Format these lines as a numbered list, leaving out any blank lines.

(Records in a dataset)
--- --- ---
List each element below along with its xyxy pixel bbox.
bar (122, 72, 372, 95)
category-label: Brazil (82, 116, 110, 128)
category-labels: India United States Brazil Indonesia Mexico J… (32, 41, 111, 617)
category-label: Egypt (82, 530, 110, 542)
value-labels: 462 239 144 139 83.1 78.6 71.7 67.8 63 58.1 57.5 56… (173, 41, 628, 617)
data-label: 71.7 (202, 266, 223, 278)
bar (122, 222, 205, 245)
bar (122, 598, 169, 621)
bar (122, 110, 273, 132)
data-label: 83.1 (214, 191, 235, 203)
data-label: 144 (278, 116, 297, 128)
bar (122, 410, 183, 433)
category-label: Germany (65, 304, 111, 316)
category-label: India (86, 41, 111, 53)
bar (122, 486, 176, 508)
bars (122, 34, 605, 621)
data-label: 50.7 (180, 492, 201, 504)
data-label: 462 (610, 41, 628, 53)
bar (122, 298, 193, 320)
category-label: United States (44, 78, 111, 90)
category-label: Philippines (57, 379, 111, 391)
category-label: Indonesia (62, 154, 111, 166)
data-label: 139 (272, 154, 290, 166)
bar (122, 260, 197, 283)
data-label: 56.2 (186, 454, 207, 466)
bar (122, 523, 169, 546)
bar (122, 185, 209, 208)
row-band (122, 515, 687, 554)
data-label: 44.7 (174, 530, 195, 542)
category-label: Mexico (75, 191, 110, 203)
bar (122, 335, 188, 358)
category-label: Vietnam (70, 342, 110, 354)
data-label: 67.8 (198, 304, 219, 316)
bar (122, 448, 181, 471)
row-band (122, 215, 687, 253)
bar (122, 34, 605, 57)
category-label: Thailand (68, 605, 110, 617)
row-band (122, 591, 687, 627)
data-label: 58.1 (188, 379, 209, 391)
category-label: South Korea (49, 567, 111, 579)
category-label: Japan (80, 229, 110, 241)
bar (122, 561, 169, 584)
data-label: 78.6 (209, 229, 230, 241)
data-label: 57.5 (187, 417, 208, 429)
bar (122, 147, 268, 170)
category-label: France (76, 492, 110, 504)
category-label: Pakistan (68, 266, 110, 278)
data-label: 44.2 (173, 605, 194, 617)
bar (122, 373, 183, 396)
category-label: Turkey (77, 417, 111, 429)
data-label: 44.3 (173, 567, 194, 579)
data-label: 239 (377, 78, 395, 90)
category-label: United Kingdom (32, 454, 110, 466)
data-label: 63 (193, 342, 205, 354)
--- --- ---
TASK RESULT:
1. List each element below along with its xyxy pixel bbox.
2. bar (122, 72, 372, 95)
3. category-label: Brazil (82, 116, 110, 128)
4. category-labels: India United States Brazil Indonesia Mexico J… (32, 41, 111, 617)
5. category-label: Egypt (82, 530, 110, 542)
6. value-labels: 462 239 144 139 83.1 78.6 71.7 67.8 63 58.1 57.5 56… (173, 41, 628, 617)
7. data-label: 71.7 (202, 266, 223, 278)
8. bar (122, 222, 205, 245)
9. bar (122, 598, 169, 621)
10. bar (122, 110, 273, 132)
11. data-label: 83.1 (214, 191, 235, 203)
12. data-label: 144 (278, 116, 297, 128)
13. bar (122, 410, 183, 433)
14. category-label: Germany (65, 304, 111, 316)
15. category-label: India (86, 41, 111, 53)
16. bar (122, 486, 176, 508)
17. bars (122, 34, 605, 621)
18. data-label: 50.7 (180, 492, 201, 504)
19. data-label: 462 (610, 41, 628, 53)
20. bar (122, 298, 193, 320)
21. category-label: United States (44, 78, 111, 90)
22. category-label: Philippines (57, 379, 111, 391)
23. category-label: Indonesia (62, 154, 111, 166)
24. data-label: 139 (272, 154, 290, 166)
25. bar (122, 260, 197, 283)
26. data-label: 56.2 (186, 454, 207, 466)
27. bar (122, 523, 169, 546)
28. bar (122, 185, 209, 208)
29. row-band (122, 515, 687, 554)
30. data-label: 44.7 (174, 530, 195, 542)
31. category-label: Mexico (75, 191, 110, 203)
32. bar (122, 335, 188, 358)
33. category-label: Vietnam (70, 342, 110, 354)
34. data-label: 67.8 (198, 304, 219, 316)
35. bar (122, 448, 181, 471)
36. row-band (122, 215, 687, 253)
37. bar (122, 34, 605, 57)
38. category-label: Thailand (68, 605, 110, 617)
39. row-band (122, 591, 687, 627)
40. data-label: 58.1 (188, 379, 209, 391)
41. category-label: South Korea (49, 567, 111, 579)
42. category-label: Japan (80, 229, 110, 241)
43. bar (122, 561, 169, 584)
44. data-label: 78.6 (209, 229, 230, 241)
45. data-label: 57.5 (187, 417, 208, 429)
46. bar (122, 147, 268, 170)
47. category-label: France (76, 492, 110, 504)
48. category-label: Pakistan (68, 266, 110, 278)
49. data-label: 44.2 (173, 605, 194, 617)
50. bar (122, 373, 183, 396)
51. category-label: Turkey (77, 417, 111, 429)
52. data-label: 44.3 (173, 567, 194, 579)
53. data-label: 239 (377, 78, 395, 90)
54. category-label: United Kingdom (32, 454, 110, 466)
55. data-label: 63 (193, 342, 205, 354)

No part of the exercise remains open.